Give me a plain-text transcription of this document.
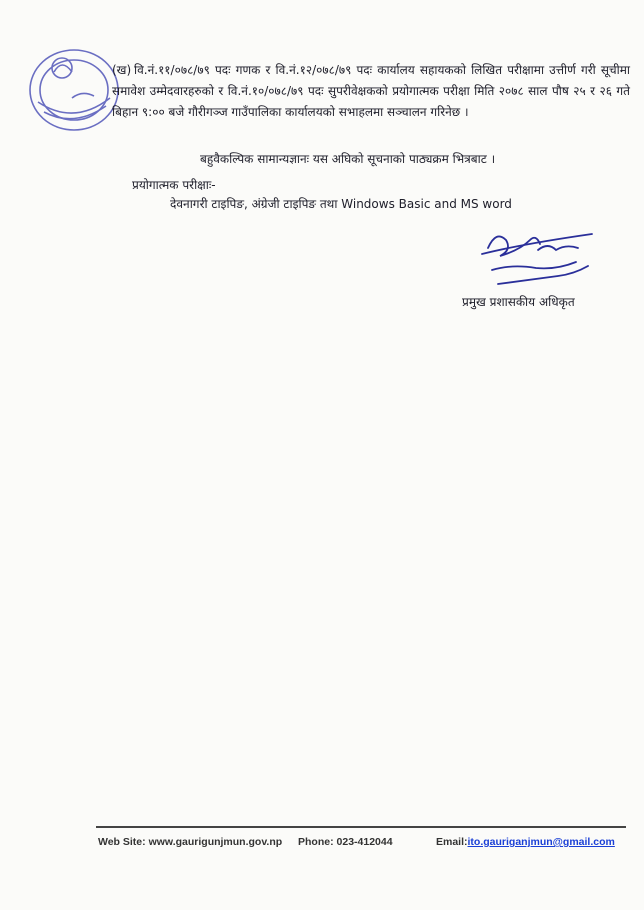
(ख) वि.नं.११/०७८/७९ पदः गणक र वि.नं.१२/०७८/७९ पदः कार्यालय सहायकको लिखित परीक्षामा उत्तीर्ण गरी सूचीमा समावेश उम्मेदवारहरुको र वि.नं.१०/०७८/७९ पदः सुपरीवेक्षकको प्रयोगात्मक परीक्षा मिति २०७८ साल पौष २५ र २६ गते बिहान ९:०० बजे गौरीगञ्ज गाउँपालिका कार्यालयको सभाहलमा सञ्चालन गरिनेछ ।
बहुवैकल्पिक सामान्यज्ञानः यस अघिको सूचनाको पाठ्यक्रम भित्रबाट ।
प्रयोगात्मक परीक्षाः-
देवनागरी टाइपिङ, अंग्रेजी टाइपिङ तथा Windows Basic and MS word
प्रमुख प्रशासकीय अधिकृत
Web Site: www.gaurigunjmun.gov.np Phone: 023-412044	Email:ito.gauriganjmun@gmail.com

########

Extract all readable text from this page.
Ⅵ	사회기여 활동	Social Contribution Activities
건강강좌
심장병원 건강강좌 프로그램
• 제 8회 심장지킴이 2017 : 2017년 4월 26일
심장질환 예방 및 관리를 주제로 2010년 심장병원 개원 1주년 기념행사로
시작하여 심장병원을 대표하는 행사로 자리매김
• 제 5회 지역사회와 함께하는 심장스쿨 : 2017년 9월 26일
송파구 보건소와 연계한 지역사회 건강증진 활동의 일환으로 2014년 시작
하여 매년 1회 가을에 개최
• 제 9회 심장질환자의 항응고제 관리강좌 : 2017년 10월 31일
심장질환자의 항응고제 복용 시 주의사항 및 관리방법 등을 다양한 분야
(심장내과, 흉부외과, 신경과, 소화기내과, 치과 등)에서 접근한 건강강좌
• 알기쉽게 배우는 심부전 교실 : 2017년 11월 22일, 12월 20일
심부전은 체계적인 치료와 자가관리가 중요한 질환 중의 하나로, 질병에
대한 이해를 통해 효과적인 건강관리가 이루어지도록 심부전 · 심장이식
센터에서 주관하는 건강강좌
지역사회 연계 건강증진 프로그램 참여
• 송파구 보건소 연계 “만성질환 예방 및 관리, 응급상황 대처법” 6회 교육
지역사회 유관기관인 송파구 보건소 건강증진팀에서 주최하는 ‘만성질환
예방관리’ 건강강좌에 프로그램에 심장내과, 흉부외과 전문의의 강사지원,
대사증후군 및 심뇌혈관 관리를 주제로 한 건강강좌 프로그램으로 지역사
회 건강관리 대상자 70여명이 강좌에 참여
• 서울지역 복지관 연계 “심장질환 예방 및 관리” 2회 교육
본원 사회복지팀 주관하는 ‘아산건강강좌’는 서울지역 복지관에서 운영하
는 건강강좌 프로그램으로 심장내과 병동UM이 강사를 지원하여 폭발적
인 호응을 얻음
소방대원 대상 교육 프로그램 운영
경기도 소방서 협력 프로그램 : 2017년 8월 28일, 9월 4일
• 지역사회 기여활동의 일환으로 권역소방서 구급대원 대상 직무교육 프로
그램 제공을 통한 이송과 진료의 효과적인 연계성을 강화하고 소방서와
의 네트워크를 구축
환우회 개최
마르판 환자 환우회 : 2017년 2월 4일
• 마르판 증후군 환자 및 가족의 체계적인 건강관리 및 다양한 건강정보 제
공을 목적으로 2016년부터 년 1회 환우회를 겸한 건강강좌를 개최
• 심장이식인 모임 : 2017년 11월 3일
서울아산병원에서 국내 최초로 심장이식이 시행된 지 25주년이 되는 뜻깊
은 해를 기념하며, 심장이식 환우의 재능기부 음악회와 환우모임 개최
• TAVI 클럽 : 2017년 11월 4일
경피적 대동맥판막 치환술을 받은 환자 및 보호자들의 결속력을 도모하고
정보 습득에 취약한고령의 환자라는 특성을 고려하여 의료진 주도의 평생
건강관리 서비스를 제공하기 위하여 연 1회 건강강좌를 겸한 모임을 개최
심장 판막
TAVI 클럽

########

◆ WRITTEN REQUEST ◆
Report each line in the preceding entries that holds the string "심장내과".

◆ IN RESPONSE ◆
(심장내과, 흉부외과, 신경과, 소화기내과, 치과 등)에서 접근한 건강강좌
예방관리’ 건강강좌에 프로그램에 심장내과, 흉부외과 전문의의 강사지원,
는 건강강좌 프로그램으로 심장내과 병동UM이 강사를 지원하여 폭발적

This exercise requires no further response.